[Start of Working data]

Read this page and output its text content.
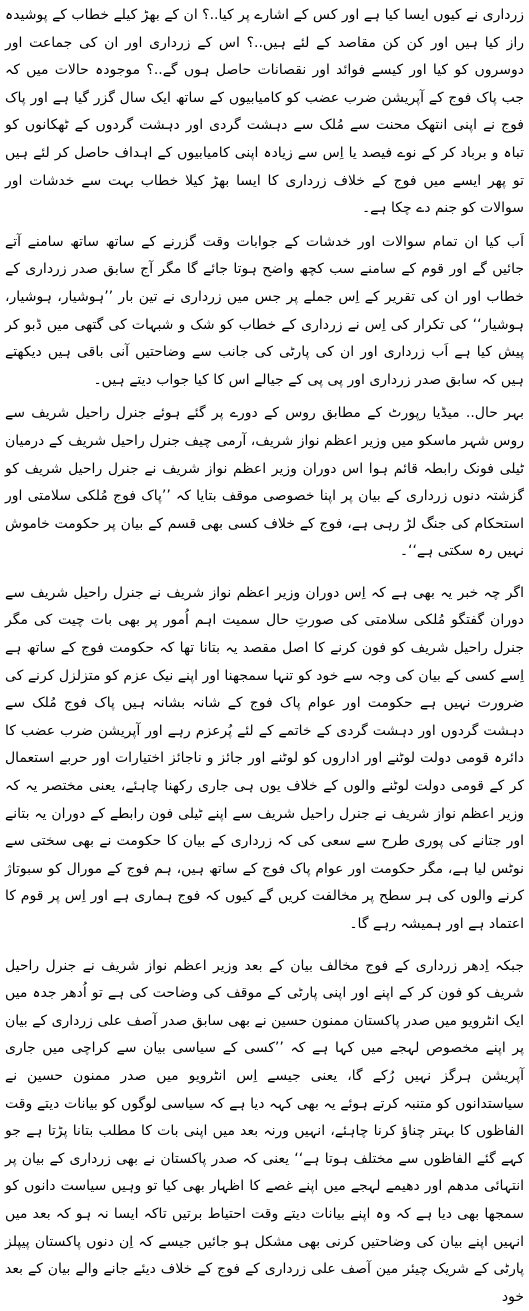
زرداری نے کیوں ایسا کیا ہے اور کس کے اشارے پر کیا..؟ ان کے بھڑ کیلے خطاب کے پوشیدہ راز کیا ہیں اور کن کن مقاصد کے لئے ہیں..؟ اس کے زرداری اور ان کی جماعت اور دوسروں کو کیا اور کیسے فوائد اور نقصانات حاصل ہوں گے..؟ موجودہ حالات میں کہ جب پاک فوج کے آپریشن ضرب عضب کو کامیابیوں کے ساتھ ایک سال گزر گیا ہے اور پاک فوج نے اپنی انتھک محنت سے مُلک سے دہشت گردی اور دہشت گردوں کے ٹھکانوں کو تباہ و برباد کر کے نوے فیصد یا اِس سے زیادہ اپنی کامیابیوں کے اہداف حاصل کر لئے ہیں تو پھر ایسے میں فوج کے خلاف زرداری کا ایسا بھڑ کیلا خطاب بہت سے خدشات اور سوالات کو جنم دے چکا ہے۔

اَب کیا ان تمام سوالات اور خدشات کے جوابات وقت گزرنے کے ساتھ ساتھ سامنے آتے جائیں گے اور قوم کے سامنے سب کچھ واضح ہوتا جائے گا مگر آج سابق صدر زرداری کے خطاب اور ان کی تقریر کے اِس جملے پر جس میں زرداری نے تین بار ’’ہوشیار، ہوشیار، ہوشیار‘‘ کی تکرار کی اِس نے زرداری کے خطاب کو شک و شبہات کی گتھی میں ڈبو کر پیش کیا ہے اَب زرداری اور ان کی پارٹی کی جانب سے وضاحتیں آنی باقی ہیں دیکھتے ہیں کہ سابق صدر زرداری اور پی پی کے جیالے اس کا کیا جواب دیتے ہیں۔

بہر حال.. میڈیا رپورٹ کے مطابق روس کے دورے پر گئے ہوئے جنرل راحیل شریف سے روس شہر ماسکو میں وزیر اعظم نواز شریف، آرمی چیف جنرل راحیل شریف کے درمیان ٹیلی فونک رابطہ قائم ہوا اس دوران وزیر اعظم نواز شریف نے جنرل راحیل شریف کو گزشتہ دنوں زرداری کے بیان پر اپنا خصوصی موقف بتایا کہ ’’پاک فوج مُلکی سلامتی اور استحکام کی جنگ لڑ رہی ہے، فوج کے خلاف کسی بھی قسم کے بیان پر حکومت خاموش نہیں رہ سکتی ہے‘‘۔

اگر چہ خبر یہ بھی ہے کہ اِس دوران وزیر اعظم نواز شریف نے جنرل راحیل شریف سے دوران گفتگو مُلکی سلامتی کی صورتِ حال سمیت اہم اُمور پر بھی بات چیت کی مگر جنرل راحیل شریف کو فون کرنے کا اصل مقصد یہ بتانا تھا کہ حکومت فوج کے ساتھ ہے اِسے کسی کے بیان کی وجہ سے خود کو تنہا سمجھنا اور اپنے نیک عزم کو متزلزل کرنے کی ضرورت نہیں ہے حکومت اور عوام پاک فوج کے شانہ بشانہ ہیں پاک فوج مُلک سے دہشت گردوں اور دہشت گردی کے خاتمے کے لئے پُرعزم رہے اور آپریشن ضرب عضب کا دائرہ قومی دولت لوٹنے اور اداروں کو لوٹنے اور جائز و ناجائز اختیارات اور حربے استعمال کر کے قومی دولت لوٹنے والوں کے خلاف یوں ہی جاری رکھنا چاہئے، یعنی مختصر یہ کہ وزیر اعظم نواز شریف نے جنرل راحیل شریف سے اپنے ٹیلی فون رابطے کے دوران یہ بتانے اور جتانے کی پوری طرح سے سعی کی کہ زرداری کے بیان کا حکومت نے بھی سختی سے نوٹس لیا ہے، مگر حکومت اور عوام پاک فوج کے ساتھ ہیں، ہم فوج کے مورال کو سبوتاژ کرنے والوں کی ہر سطح پر مخالفت کریں گے کیوں کہ فوج ہماری ہے اور اِس پر قوم کا اعتماد ہے اور ہمیشہ رہے گا۔

جبکہ اِدھر زرداری کے فوج مخالف بیان کے بعد وزیر اعظم نواز شریف نے جنرل راحیل شریف کو فون کر کے اپنے اور اپنی پارٹی کے موقف کی وضاحت کی ہے تو اُدھر جدہ میں ایک انٹرویو میں صدر پاکستان ممنون حسین نے بھی سابق صدر آصف علی زرداری کے بیان پر اپنے مخصوص لہجے میں کہا ہے کہ ’’کسی کے سیاسی بیان سے کراچی میں جاری آپریشن ہرگز نہیں رُکے گا، یعنی جیسے اِس انٹرویو میں صدر ممنون حسین نے سیاستدانوں کو متنبہ کرتے ہوئے یہ بھی کہہ دیا ہے کہ سیاسی لوگوں کو بیانات دیتے وقت الفاظوں کا بہتر چناؤ کرنا چاہئے، انہیں ورنہ بعد میں اپنی بات کا مطلب بتانا پڑتا ہے جو کہے گئے الفاظوں سے مختلف ہوتا ہے‘‘ یعنی کہ صدر پاکستان نے بھی زرداری کے بیان پر انتہائی مدھم اور دھیمے لہجے میں اپنے غصے کا اظہار بھی کیا تو وہیں سیاست دانوں کو سمجھا بھی دیا ہے کہ وہ اپنے بیانات دیتے وقت احتیاط برتیں تاکہ ایسا نہ ہو کہ بعد میں انہیں اپنے بیان کی وضاحتیں کرنی بھی مشکل ہو جائیں جیسے کہ اِن دنوں پاکستان پیپلز پارٹی کے شریک چیئر مین آصف علی زرداری کے فوج کے خلاف دیئے جانے والے بیان کے بعد خود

[End of Working data]

» Task to carry out
Without the pictures, print the records in full, exactly as they appear.

» Written response
Read this page and output its text content.
زرداری نے کیوں ایسا کیا ہے اور کس کے اشارے پر کیا..؟ ان کے بھڑ کیلے خطاب کے پوشیدہ راز کیا ہیں اور کن کن مقاصد کے لئے ہیں..؟ اس کے زرداری اور ان کی جماعت اور دوسروں کو کیا اور کیسے فوائد اور نقصانات حاصل ہوں گے..؟ موجودہ حالات میں کہ جب پاک فوج کے آپریشن ضرب عضب کو کامیابیوں کے ساتھ ایک سال گزر گیا ہے اور پاک فوج نے اپنی انتھک محنت سے مُلک سے دہشت گردی اور دہشت گردوں کے ٹھکانوں کو تباہ و برباد کر کے نوے فیصد یا اِس سے زیادہ اپنی کامیابیوں کے اہداف حاصل کر لئے ہیں تو پھر ایسے میں فوج کے خلاف زرداری کا ایسا بھڑ کیلا خطاب بہت سے خدشات اور سوالات کو جنم دے چکا ہے۔

اَب کیا ان تمام سوالات اور خدشات کے جوابات وقت گزرنے کے ساتھ ساتھ سامنے آتے جائیں گے اور قوم کے سامنے سب کچھ واضح ہوتا جائے گا مگر آج سابق صدر زرداری کے خطاب اور ان کی تقریر کے اِس جملے پر جس میں زرداری نے تین بار ’’ہوشیار، ہوشیار، ہوشیار‘‘ کی تکرار کی اِس نے زرداری کے خطاب کو شک و شبہات کی گتھی میں ڈبو کر پیش کیا ہے اَب زرداری اور ان کی پارٹی کی جانب سے وضاحتیں آنی باقی ہیں دیکھتے ہیں کہ سابق صدر زرداری اور پی پی کے جیالے اس کا کیا جواب دیتے ہیں۔

بہر حال.. میڈیا رپورٹ کے مطابق روس کے دورے پر گئے ہوئے جنرل راحیل شریف سے روس شہر ماسکو میں وزیر اعظم نواز شریف، آرمی چیف جنرل راحیل شریف کے درمیان ٹیلی فونک رابطہ قائم ہوا اس دوران وزیر اعظم نواز شریف نے جنرل راحیل شریف کو گزشتہ دنوں زرداری کے بیان پر اپنا خصوصی موقف بتایا کہ ’’پاک فوج مُلکی سلامتی اور استحکام کی جنگ لڑ رہی ہے، فوج کے خلاف کسی بھی قسم کے بیان پر حکومت خاموش نہیں رہ سکتی ہے‘‘۔

اگر چہ خبر یہ بھی ہے کہ اِس دوران وزیر اعظم نواز شریف نے جنرل راحیل شریف سے دوران گفتگو مُلکی سلامتی کی صورتِ حال سمیت اہم اُمور پر بھی بات چیت کی مگر جنرل راحیل شریف کو فون کرنے کا اصل مقصد یہ بتانا تھا کہ حکومت فوج کے ساتھ ہے اِسے کسی کے بیان کی وجہ سے خود کو تنہا سمجھنا اور اپنے نیک عزم کو متزلزل کرنے کی ضرورت نہیں ہے حکومت اور عوام پاک فوج کے شانہ بشانہ ہیں پاک فوج مُلک سے دہشت گردوں اور دہشت گردی کے خاتمے کے لئے پُرعزم رہے اور آپریشن ضرب عضب کا دائرہ قومی دولت لوٹنے اور اداروں کو لوٹنے اور جائز و ناجائز اختیارات اور حربے استعمال کر کے قومی دولت لوٹنے والوں کے خلاف یوں ہی جاری رکھنا چاہئے، یعنی مختصر یہ کہ وزیر اعظم نواز شریف نے جنرل راحیل شریف سے اپنے ٹیلی فون رابطے کے دوران یہ بتانے اور جتانے کی پوری طرح سے سعی کی کہ زرداری کے بیان کا حکومت نے بھی سختی سے نوٹس لیا ہے، مگر حکومت اور عوام پاک فوج کے ساتھ ہیں، ہم فوج کے مورال کو سبوتاژ کرنے والوں کی ہر سطح پر مخالفت کریں گے کیوں کہ فوج ہماری ہے اور اِس پر قوم کا اعتماد ہے اور ہمیشہ رہے گا۔

جبکہ اِدھر زرداری کے فوج مخالف بیان کے بعد وزیر اعظم نواز شریف نے جنرل راحیل شریف کو فون کر کے اپنے اور اپنی پارٹی کے موقف کی وضاحت کی ہے تو اُدھر جدہ میں ایک انٹرویو میں صدر پاکستان ممنون حسین نے بھی سابق صدر آصف علی زرداری کے بیان پر اپنے مخصوص لہجے میں کہا ہے کہ ’’کسی کے سیاسی بیان سے کراچی میں جاری آپریشن ہرگز نہیں رُکے گا، یعنی جیسے اِس انٹرویو میں صدر ممنون حسین نے سیاستدانوں کو متنبہ کرتے ہوئے یہ بھی کہہ دیا ہے کہ سیاسی لوگوں کو بیانات دیتے وقت الفاظوں کا بہتر چناؤ کرنا چاہئے، انہیں ورنہ بعد میں اپنی بات کا مطلب بتانا پڑتا ہے جو کہے گئے الفاظوں سے مختلف ہوتا ہے‘‘ یعنی کہ صدر پاکستان نے بھی زرداری کے بیان پر انتہائی مدھم اور دھیمے لہجے میں اپنے غصے کا اظہار بھی کیا تو وہیں سیاست دانوں کو سمجھا بھی دیا ہے کہ وہ اپنے بیانات دیتے وقت احتیاط برتیں تاکہ ایسا نہ ہو کہ بعد میں انہیں اپنے بیان کی وضاحتیں کرنی بھی مشکل ہو جائیں جیسے کہ اِن دنوں پاکستان پیپلز پارٹی کے شریک چیئر مین آصف علی زرداری کے فوج کے خلاف دیئے جانے والے بیان کے بعد خود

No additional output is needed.